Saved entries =
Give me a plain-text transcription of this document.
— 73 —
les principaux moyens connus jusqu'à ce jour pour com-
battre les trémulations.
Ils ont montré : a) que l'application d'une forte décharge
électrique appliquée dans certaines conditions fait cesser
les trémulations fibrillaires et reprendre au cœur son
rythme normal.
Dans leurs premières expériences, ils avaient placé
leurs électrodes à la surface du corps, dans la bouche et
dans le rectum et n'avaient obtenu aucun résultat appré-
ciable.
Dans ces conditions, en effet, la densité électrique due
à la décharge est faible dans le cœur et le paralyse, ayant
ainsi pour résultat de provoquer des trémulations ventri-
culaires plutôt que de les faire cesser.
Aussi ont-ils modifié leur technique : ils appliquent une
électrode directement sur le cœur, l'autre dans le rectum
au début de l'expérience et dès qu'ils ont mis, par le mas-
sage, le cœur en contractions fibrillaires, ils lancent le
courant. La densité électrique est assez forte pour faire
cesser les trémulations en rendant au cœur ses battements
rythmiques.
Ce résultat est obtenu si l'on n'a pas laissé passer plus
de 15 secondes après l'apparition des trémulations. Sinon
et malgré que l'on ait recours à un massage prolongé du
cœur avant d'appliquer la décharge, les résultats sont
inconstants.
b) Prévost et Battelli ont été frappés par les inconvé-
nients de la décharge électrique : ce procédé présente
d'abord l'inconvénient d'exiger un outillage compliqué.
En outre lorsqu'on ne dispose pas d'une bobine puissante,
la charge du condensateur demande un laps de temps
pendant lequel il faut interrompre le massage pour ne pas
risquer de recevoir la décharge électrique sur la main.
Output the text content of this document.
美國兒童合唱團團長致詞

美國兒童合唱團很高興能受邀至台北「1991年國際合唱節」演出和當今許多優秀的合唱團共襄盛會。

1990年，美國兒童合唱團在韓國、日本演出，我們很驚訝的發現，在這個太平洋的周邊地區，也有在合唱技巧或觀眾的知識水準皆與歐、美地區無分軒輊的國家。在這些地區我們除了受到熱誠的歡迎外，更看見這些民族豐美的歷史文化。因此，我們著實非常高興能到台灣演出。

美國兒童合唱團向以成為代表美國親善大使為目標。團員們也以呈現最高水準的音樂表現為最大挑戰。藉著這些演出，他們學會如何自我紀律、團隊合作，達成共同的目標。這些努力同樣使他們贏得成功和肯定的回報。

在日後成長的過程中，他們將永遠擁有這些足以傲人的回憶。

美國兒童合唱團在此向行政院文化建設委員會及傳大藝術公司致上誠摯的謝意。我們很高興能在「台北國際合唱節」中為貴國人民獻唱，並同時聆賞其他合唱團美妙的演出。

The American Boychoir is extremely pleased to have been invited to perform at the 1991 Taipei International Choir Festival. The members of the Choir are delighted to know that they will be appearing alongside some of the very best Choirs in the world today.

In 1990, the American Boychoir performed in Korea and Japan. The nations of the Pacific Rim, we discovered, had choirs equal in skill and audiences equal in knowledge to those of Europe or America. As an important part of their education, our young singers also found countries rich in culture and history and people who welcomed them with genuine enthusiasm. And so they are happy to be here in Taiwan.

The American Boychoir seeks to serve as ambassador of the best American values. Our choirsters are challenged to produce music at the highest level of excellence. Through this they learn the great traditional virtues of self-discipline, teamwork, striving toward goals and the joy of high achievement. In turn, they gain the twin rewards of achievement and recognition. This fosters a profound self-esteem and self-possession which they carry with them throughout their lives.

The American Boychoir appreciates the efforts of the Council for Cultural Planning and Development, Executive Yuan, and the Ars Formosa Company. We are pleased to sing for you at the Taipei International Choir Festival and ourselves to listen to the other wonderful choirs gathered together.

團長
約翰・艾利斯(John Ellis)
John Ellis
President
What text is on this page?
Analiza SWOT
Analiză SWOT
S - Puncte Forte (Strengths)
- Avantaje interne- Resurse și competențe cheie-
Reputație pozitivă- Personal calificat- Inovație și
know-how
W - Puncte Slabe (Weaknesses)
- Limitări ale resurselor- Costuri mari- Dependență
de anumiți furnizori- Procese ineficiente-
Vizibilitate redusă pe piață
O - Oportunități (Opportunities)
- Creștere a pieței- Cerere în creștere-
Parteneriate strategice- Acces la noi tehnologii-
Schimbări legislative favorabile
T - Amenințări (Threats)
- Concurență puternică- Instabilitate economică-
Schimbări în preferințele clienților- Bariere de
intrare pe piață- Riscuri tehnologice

Directive =
Go through the entries and return each line where the word "massage" appears.

Reply to the task =
et malgré que l'on ait recours à un massage prolongé du
pendant lequel il faut interrompre le massage pour ne pas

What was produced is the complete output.